#### [Written exercise]
Copy every entry word for word. Skip the pictures.

#### [Records for the exercise]

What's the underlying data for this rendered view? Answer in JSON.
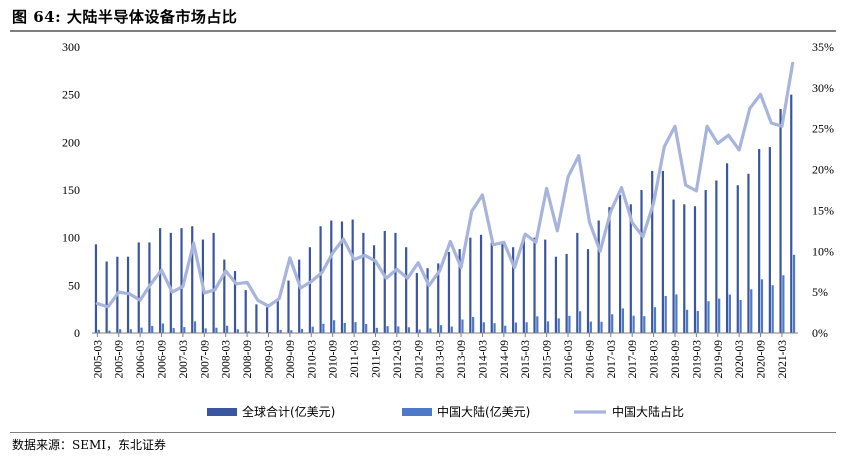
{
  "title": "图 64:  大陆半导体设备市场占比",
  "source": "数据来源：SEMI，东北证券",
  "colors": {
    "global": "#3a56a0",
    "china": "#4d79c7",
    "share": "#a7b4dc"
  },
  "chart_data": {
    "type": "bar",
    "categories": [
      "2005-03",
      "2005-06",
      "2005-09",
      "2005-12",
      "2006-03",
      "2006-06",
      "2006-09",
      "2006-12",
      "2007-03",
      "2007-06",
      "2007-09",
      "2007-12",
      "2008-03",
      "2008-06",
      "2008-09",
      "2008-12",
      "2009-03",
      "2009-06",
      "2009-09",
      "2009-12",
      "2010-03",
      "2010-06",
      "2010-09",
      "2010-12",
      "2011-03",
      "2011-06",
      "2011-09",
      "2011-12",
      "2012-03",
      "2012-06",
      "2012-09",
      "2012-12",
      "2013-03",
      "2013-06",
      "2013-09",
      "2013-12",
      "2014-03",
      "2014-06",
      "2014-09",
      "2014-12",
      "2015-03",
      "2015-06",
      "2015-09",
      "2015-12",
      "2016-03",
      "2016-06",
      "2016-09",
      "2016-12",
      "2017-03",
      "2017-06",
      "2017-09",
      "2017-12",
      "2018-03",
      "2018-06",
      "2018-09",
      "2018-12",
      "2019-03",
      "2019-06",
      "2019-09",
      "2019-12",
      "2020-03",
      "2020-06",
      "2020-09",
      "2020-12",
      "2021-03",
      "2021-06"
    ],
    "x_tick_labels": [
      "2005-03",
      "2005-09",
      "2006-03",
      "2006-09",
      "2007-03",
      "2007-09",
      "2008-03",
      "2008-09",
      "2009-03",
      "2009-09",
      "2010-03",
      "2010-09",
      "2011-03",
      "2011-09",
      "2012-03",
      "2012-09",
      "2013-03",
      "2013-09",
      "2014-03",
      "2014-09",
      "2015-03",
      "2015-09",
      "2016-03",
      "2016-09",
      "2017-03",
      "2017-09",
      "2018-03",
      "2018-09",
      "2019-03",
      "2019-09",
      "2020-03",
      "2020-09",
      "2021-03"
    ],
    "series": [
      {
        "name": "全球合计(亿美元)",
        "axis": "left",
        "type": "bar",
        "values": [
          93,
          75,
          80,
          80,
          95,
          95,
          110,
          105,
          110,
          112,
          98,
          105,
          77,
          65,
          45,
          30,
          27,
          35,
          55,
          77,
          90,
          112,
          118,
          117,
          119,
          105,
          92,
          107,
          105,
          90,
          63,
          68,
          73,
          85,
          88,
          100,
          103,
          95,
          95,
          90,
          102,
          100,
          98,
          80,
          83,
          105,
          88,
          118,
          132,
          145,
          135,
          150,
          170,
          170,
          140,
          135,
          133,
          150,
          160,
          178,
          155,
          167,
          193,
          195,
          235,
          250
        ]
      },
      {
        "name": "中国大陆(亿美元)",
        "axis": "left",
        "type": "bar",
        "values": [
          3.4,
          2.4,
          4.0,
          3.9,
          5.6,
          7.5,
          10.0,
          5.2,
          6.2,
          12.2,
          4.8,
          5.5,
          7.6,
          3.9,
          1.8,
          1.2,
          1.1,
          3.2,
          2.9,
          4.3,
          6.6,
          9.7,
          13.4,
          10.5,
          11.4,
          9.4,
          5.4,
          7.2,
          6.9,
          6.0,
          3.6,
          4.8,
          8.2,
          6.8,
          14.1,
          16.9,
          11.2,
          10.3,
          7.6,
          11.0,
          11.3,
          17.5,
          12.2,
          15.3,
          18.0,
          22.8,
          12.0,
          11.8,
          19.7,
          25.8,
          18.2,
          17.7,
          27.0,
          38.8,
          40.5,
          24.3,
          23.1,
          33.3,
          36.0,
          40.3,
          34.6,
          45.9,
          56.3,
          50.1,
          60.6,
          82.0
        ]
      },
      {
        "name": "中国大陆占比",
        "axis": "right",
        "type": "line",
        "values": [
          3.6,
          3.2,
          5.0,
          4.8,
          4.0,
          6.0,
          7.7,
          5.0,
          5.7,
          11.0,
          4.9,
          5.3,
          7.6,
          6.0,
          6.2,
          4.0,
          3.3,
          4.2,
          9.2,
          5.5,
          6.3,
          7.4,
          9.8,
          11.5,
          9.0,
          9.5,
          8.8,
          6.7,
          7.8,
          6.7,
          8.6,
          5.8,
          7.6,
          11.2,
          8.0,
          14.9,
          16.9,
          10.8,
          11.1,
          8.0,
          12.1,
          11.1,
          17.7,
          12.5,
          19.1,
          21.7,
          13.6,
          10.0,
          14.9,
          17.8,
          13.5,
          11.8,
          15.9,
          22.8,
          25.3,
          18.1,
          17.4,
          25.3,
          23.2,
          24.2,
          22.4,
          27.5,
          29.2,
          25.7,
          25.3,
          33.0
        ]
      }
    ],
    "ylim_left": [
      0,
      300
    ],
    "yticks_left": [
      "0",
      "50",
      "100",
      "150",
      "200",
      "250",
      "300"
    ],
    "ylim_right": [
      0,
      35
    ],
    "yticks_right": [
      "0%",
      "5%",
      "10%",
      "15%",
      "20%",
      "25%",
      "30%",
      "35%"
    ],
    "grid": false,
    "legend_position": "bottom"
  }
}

#### [Answer for the task]
What's the underlying data for this rendered view? Answer in JSON.
{
  "title": "图 64:  大陆半导体设备市场占比",
  "source": "数据来源：SEMI，东北证券",
  "colors": {
    "global": "#3a56a0",
    "china": "#4d79c7",
    "share": "#a7b4dc"
  },
  "chart_data": {
    "type": "bar",
    "categories": [
      "2005-03",
      "2005-06",
      "2005-09",
      "2005-12",
      "2006-03",
      "2006-06",
      "2006-09",
      "2006-12",
      "2007-03",
      "2007-06",
      "2007-09",
      "2007-12",
      "2008-03",
      "2008-06",
      "2008-09",
      "2008-12",
      "2009-03",
      "2009-06",
      "2009-09",
      "2009-12",
      "2010-03",
      "2010-06",
      "2010-09",
      "2010-12",
      "2011-03",
      "2011-06",
      "2011-09",
      "2011-12",
      "2012-03",
      "2012-06",
      "2012-09",
      "2012-12",
      "2013-03",
      "2013-06",
      "2013-09",
      "2013-12",
      "2014-03",
      "2014-06",
      "2014-09",
      "2014-12",
      "2015-03",
      "2015-06",
      "2015-09",
      "2015-12",
      "2016-03",
      "2016-06",
      "2016-09",
      "2016-12",
      "2017-03",
      "2017-06",
      "2017-09",
      "2017-12",
      "2018-03",
      "2018-06",
      "2018-09",
      "2018-12",
      "2019-03",
      "2019-06",
      "2019-09",
      "2019-12",
      "2020-03",
      "2020-06",
      "2020-09",
      "2020-12",
      "2021-03",
      "2021-06"
    ],
    "x_tick_labels": [
      "2005-03",
      "2005-09",
      "2006-03",
      "2006-09",
      "2007-03",
      "2007-09",
      "2008-03",
      "2008-09",
      "2009-03",
      "2009-09",
      "2010-03",
      "2010-09",
      "2011-03",
      "2011-09",
      "2012-03",
      "2012-09",
      "2013-03",
      "2013-09",
      "2014-03",
      "2014-09",
      "2015-03",
      "2015-09",
      "2016-03",
      "2016-09",
      "2017-03",
      "2017-09",
      "2018-03",
      "2018-09",
      "2019-03",
      "2019-09",
      "2020-03",
      "2020-09",
      "2021-03"
    ],
    "series": [
      {
        "name": "全球合计(亿美元)",
        "axis": "left",
        "type": "bar",
        "values": [
          93,
          75,
          80,
          80,
          95,
          95,
          110,
          105,
          110,
          112,
          98,
          105,
          77,
          65,
          45,
          30,
          27,
          35,
          55,
          77,
          90,
          112,
          118,
          117,
          119,
          105,
          92,
          107,
          105,
          90,
          63,
          68,
          73,
          85,
          88,
          100,
          103,
          95,
          95,
          90,
          102,
          100,
          98,
          80,
          83,
          105,
          88,
          118,
          132,
          145,
          135,
          150,
          170,
          170,
          140,
          135,
          133,
          150,
          160,
          178,
          155,
          167,
          193,
          195,
          235,
          250
        ]
      },
      {
        "name": "中国大陆(亿美元)",
        "axis": "left",
        "type": "bar",
        "values": [
          3.4,
          2.4,
          4.0,
          3.9,
          5.6,
          7.5,
          10.0,
          5.2,
          6.2,
          12.2,
          4.8,
          5.5,
          7.6,
          3.9,
          1.8,
          1.2,
          1.1,
          3.2,
          2.9,
          4.3,
          6.6,
          9.7,
          13.4,
          10.5,
          11.4,
          9.4,
          5.4,
          7.2,
          6.9,
          6.0,
          3.6,
          4.8,
          8.2,
          6.8,
          14.1,
          16.9,
          11.2,
          10.3,
          7.6,
          11.0,
          11.3,
          17.5,
          12.2,
          15.3,
          18.0,
          22.8,
          12.0,
          11.8,
          19.7,
          25.8,
          18.2,
          17.7,
          27.0,
          38.8,
          40.5,
          24.3,
          23.1,
          33.3,
          36.0,
          40.3,
          34.6,
          45.9,
          56.3,
          50.1,
          60.6,
          82.0
        ]
      },
      {
        "name": "中国大陆占比",
        "axis": "right",
        "type": "line",
        "values": [
          3.6,
          3.2,
          5.0,
          4.8,
          4.0,
          6.0,
          7.7,
          5.0,
          5.7,
          11.0,
          4.9,
          5.3,
          7.6,
          6.0,
          6.2,
          4.0,
          3.3,
          4.2,
          9.2,
          5.5,
          6.3,
          7.4,
          9.8,
          11.5,
          9.0,
          9.5,
          8.8,
          6.7,
          7.8,
          6.7,
          8.6,
          5.8,
          7.6,
          11.2,
          8.0,
          14.9,
          16.9,
          10.8,
          11.1,
          8.0,
          12.1,
          11.1,
          17.7,
          12.5,
          19.1,
          21.7,
          13.6,
          10.0,
          14.9,
          17.8,
          13.5,
          11.8,
          15.9,
          22.8,
          25.3,
          18.1,
          17.4,
          25.3,
          23.2,
          24.2,
          22.4,
          27.5,
          29.2,
          25.7,
          25.3,
          33.0
        ]
      }
    ],
    "ylim_left": [
      0,
      300
    ],
    "yticks_left": [
      "0",
      "50",
      "100",
      "150",
      "200",
      "250",
      "300"
    ],
    "ylim_right": [
      0,
      35
    ],
    "yticks_right": [
      "0%",
      "5%",
      "10%",
      "15%",
      "20%",
      "25%",
      "30%",
      "35%"
    ],
    "grid": false,
    "legend_position": "bottom"
  }
}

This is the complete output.